** begin DATA ENTRIES **

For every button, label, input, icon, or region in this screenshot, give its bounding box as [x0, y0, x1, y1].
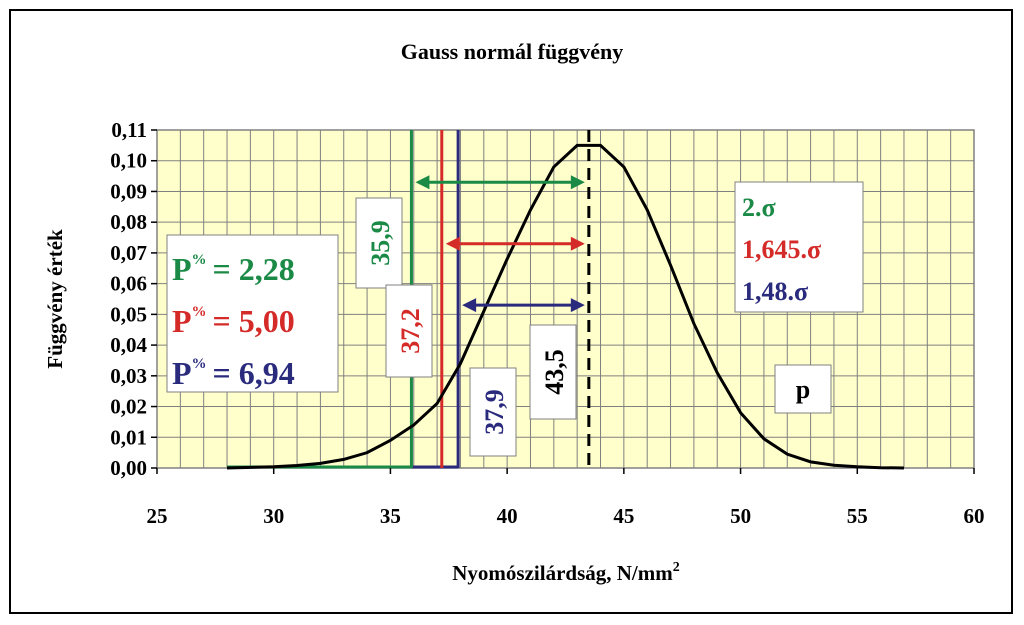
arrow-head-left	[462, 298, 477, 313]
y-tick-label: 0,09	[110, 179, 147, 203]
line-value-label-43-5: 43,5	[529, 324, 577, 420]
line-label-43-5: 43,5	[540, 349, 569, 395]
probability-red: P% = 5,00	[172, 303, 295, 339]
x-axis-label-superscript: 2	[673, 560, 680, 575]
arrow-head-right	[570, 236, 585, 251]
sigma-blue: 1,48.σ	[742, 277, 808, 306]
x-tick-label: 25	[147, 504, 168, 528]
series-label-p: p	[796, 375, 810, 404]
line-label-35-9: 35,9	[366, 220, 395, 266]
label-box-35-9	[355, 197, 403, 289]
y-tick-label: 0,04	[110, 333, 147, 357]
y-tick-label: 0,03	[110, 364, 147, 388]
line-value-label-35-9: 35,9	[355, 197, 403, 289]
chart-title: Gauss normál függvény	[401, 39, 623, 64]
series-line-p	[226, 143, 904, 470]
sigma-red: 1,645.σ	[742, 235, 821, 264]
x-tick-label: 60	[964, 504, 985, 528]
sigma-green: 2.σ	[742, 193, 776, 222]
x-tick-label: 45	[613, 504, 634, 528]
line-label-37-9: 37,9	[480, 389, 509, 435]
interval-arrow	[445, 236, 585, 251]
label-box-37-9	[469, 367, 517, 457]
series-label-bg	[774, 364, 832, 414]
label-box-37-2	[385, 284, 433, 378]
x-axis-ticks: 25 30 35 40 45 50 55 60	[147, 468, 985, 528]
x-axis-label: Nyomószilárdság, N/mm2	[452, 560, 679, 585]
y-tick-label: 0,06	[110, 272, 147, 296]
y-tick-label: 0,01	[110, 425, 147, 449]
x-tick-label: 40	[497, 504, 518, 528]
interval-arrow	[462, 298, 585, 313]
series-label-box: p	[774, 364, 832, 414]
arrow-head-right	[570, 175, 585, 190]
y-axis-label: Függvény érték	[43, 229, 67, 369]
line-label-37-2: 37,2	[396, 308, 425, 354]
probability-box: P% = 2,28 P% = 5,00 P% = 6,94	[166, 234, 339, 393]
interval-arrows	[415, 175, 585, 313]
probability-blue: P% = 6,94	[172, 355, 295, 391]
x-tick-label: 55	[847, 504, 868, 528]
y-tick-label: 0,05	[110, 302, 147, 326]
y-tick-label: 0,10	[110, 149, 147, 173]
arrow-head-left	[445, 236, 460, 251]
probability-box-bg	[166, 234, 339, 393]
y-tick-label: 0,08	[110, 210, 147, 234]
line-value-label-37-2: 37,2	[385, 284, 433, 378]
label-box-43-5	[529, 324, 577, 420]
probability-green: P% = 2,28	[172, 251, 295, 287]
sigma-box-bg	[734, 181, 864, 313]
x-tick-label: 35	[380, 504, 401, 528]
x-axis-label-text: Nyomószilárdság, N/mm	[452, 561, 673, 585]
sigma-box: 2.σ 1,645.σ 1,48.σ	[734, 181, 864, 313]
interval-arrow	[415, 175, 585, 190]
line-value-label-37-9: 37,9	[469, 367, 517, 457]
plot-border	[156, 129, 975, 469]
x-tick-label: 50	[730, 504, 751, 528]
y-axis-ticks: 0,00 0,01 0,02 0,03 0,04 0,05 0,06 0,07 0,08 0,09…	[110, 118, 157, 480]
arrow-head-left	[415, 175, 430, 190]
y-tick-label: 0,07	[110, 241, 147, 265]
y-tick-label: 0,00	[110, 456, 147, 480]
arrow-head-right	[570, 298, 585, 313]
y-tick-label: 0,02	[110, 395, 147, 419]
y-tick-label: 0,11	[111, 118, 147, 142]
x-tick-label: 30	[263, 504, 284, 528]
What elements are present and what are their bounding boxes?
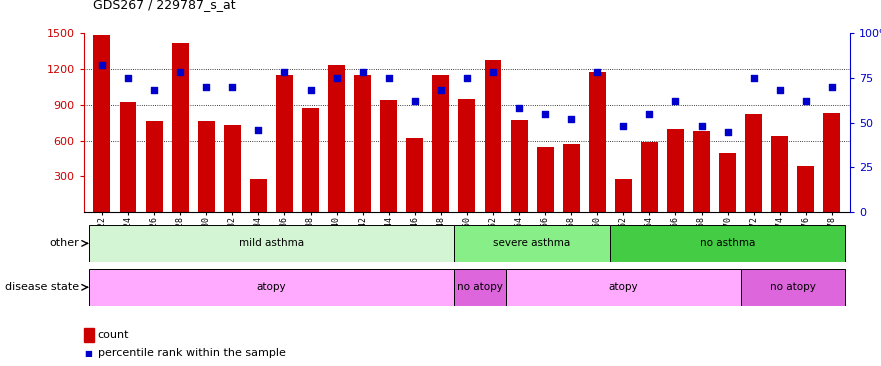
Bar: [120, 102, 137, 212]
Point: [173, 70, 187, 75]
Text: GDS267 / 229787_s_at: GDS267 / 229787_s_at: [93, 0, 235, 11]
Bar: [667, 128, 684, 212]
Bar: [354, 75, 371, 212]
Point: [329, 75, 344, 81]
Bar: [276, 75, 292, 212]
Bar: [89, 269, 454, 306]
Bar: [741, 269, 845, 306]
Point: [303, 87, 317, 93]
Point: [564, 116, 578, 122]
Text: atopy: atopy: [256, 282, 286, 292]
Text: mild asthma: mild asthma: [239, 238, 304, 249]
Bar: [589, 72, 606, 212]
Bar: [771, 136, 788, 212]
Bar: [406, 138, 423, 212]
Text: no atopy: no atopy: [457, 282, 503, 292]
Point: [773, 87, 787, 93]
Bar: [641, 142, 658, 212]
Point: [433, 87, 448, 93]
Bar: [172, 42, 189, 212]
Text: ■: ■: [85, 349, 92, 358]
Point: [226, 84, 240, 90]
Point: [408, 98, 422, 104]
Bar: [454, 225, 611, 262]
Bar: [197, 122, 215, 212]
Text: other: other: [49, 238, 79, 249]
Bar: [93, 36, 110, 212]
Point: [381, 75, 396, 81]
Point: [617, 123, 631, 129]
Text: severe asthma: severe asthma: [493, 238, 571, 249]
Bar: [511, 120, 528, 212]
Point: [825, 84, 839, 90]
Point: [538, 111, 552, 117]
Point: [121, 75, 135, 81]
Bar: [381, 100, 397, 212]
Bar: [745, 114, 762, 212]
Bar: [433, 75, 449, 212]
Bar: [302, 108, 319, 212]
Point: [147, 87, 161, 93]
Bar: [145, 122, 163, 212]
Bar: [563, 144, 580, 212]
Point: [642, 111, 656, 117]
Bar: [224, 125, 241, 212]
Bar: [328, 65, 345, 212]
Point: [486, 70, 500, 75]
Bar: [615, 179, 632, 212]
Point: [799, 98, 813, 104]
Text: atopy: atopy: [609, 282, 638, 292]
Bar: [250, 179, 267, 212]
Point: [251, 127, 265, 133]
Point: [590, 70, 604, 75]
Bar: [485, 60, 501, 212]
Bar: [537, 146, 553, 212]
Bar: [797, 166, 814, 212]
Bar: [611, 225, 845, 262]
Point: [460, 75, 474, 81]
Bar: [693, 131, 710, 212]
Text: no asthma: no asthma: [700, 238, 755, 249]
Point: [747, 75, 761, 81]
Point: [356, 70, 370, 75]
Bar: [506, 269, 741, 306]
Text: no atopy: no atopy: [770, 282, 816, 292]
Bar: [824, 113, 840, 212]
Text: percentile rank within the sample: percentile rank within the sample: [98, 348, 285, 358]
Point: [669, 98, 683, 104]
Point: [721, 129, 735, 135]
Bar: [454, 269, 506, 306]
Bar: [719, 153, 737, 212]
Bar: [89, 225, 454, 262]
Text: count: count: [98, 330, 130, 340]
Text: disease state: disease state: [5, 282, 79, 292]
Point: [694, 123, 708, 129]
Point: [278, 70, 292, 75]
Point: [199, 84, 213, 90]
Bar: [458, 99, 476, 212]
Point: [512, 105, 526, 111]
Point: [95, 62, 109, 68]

** end DATA ENTRIES **

◆ **JOB**: Can you reproduce every line of the listing above verbatim, leaving out the pictures?

◆ **RESULT**:
For every button, label, input, icon, or region in this screenshot, give its bounding box as [x0, y0, x1, y1].
arrow-head-left	[462, 298, 477, 313]
y-tick-label: 0,09	[110, 179, 147, 203]
line-value-label-43-5: 43,5	[529, 324, 577, 420]
line-label-43-5: 43,5	[540, 349, 569, 395]
probability-red: P% = 5,00	[172, 303, 295, 339]
x-axis-label-superscript: 2	[673, 560, 680, 575]
arrow-head-right	[570, 236, 585, 251]
sigma-blue: 1,48.σ	[742, 277, 808, 306]
x-tick-label: 25	[147, 504, 168, 528]
series-label-p: p	[796, 375, 810, 404]
line-label-35-9: 35,9	[366, 220, 395, 266]
label-box-35-9	[355, 197, 403, 289]
y-tick-label: 0,04	[110, 333, 147, 357]
y-tick-label: 0,03	[110, 364, 147, 388]
line-value-label-35-9: 35,9	[355, 197, 403, 289]
chart-title: Gauss normál függvény	[401, 39, 623, 64]
series-line-p	[226, 143, 904, 470]
sigma-red: 1,645.σ	[742, 235, 821, 264]
x-tick-label: 60	[964, 504, 985, 528]
sigma-green: 2.σ	[742, 193, 776, 222]
x-tick-label: 45	[613, 504, 634, 528]
line-label-37-9: 37,9	[480, 389, 509, 435]
interval-arrow	[445, 236, 585, 251]
label-box-37-9	[469, 367, 517, 457]
series-label-bg	[774, 364, 832, 414]
label-box-37-2	[385, 284, 433, 378]
x-axis-ticks: 25 30 35 40 45 50 55 60	[147, 468, 985, 528]
x-axis-label: Nyomószilárdság, N/mm2	[452, 560, 679, 585]
y-tick-label: 0,06	[110, 272, 147, 296]
y-tick-label: 0,01	[110, 425, 147, 449]
x-tick-label: 40	[497, 504, 518, 528]
interval-arrow	[462, 298, 585, 313]
series-label-box: p	[774, 364, 832, 414]
arrow-head-right	[570, 175, 585, 190]
y-axis-label: Függvény érték	[43, 229, 67, 369]
line-label-37-2: 37,2	[396, 308, 425, 354]
probability-box: P% = 2,28 P% = 5,00 P% = 6,94	[166, 234, 339, 393]
interval-arrows	[415, 175, 585, 313]
probability-blue: P% = 6,94	[172, 355, 295, 391]
x-tick-label: 55	[847, 504, 868, 528]
y-tick-label: 0,05	[110, 302, 147, 326]
y-tick-label: 0,10	[110, 149, 147, 173]
arrow-head-left	[445, 236, 460, 251]
probability-box-bg	[166, 234, 339, 393]
y-tick-label: 0,08	[110, 210, 147, 234]
line-value-label-37-2: 37,2	[385, 284, 433, 378]
label-box-43-5	[529, 324, 577, 420]
probability-green: P% = 2,28	[172, 251, 295, 287]
sigma-box-bg	[734, 181, 864, 313]
x-tick-label: 35	[380, 504, 401, 528]
x-axis-label-text: Nyomószilárdság, N/mm	[452, 561, 673, 585]
sigma-box: 2.σ 1,645.σ 1,48.σ	[734, 181, 864, 313]
interval-arrow	[415, 175, 585, 190]
line-value-label-37-9: 37,9	[469, 367, 517, 457]
plot-border	[156, 129, 975, 469]
x-tick-label: 50	[730, 504, 751, 528]
y-axis-ticks: 0,00 0,01 0,02 0,03 0,04 0,05 0,06 0,07 0,08 0,09…	[110, 118, 157, 480]
arrow-head-left	[415, 175, 430, 190]
y-tick-label: 0,07	[110, 241, 147, 265]
y-tick-label: 0,00	[110, 456, 147, 480]
arrow-head-right	[570, 298, 585, 313]
y-tick-label: 0,02	[110, 395, 147, 419]
y-tick-label: 0,11	[111, 118, 147, 142]
x-tick-label: 30	[263, 504, 284, 528]
What elements are present and what are their bounding boxes?
Bar: [120, 102, 137, 212]
Point: [173, 70, 187, 75]
Text: GDS267 / 229787_s_at: GDS267 / 229787_s_at: [93, 0, 235, 11]
Bar: [667, 128, 684, 212]
Bar: [354, 75, 371, 212]
Point: [329, 75, 344, 81]
Bar: [276, 75, 292, 212]
Bar: [89, 269, 454, 306]
Bar: [741, 269, 845, 306]
Point: [303, 87, 317, 93]
Point: [564, 116, 578, 122]
Text: atopy: atopy: [256, 282, 286, 292]
Text: mild asthma: mild asthma: [239, 238, 304, 249]
Bar: [589, 72, 606, 212]
Bar: [771, 136, 788, 212]
Bar: [406, 138, 423, 212]
Text: no atopy: no atopy: [457, 282, 503, 292]
Point: [773, 87, 787, 93]
Bar: [641, 142, 658, 212]
Point: [433, 87, 448, 93]
Bar: [172, 42, 189, 212]
Text: ■: ■: [85, 349, 92, 358]
Point: [226, 84, 240, 90]
Point: [408, 98, 422, 104]
Bar: [454, 225, 611, 262]
Bar: [197, 122, 215, 212]
Text: other: other: [49, 238, 79, 249]
Bar: [93, 36, 110, 212]
Point: [381, 75, 396, 81]
Point: [617, 123, 631, 129]
Text: severe asthma: severe asthma: [493, 238, 571, 249]
Bar: [511, 120, 528, 212]
Point: [825, 84, 839, 90]
Point: [538, 111, 552, 117]
Point: [121, 75, 135, 81]
Bar: [381, 100, 397, 212]
Bar: [745, 114, 762, 212]
Bar: [433, 75, 449, 212]
Bar: [302, 108, 319, 212]
Point: [147, 87, 161, 93]
Bar: [145, 122, 163, 212]
Bar: [563, 144, 580, 212]
Point: [642, 111, 656, 117]
Bar: [224, 125, 241, 212]
Bar: [328, 65, 345, 212]
Point: [486, 70, 500, 75]
Bar: [615, 179, 632, 212]
Point: [799, 98, 813, 104]
Text: atopy: atopy: [609, 282, 638, 292]
Bar: [250, 179, 267, 212]
Point: [251, 127, 265, 133]
Point: [590, 70, 604, 75]
Bar: [485, 60, 501, 212]
Bar: [537, 146, 553, 212]
Bar: [797, 166, 814, 212]
Bar: [611, 225, 845, 262]
Point: [460, 75, 474, 81]
Bar: [693, 131, 710, 212]
Text: no asthma: no asthma: [700, 238, 755, 249]
Point: [747, 75, 761, 81]
Point: [356, 70, 370, 75]
Bar: [506, 269, 741, 306]
Text: no atopy: no atopy: [770, 282, 816, 292]
Bar: [824, 113, 840, 212]
Text: percentile rank within the sample: percentile rank within the sample: [98, 348, 285, 358]
Point: [669, 98, 683, 104]
Point: [721, 129, 735, 135]
Bar: [454, 269, 506, 306]
Bar: [719, 153, 737, 212]
Bar: [89, 225, 454, 262]
Text: count: count: [98, 330, 130, 340]
Text: disease state: disease state: [5, 282, 79, 292]
Point: [694, 123, 708, 129]
Point: [278, 70, 292, 75]
Point: [199, 84, 213, 90]
Bar: [458, 99, 476, 212]
Point: [512, 105, 526, 111]
Point: [95, 62, 109, 68]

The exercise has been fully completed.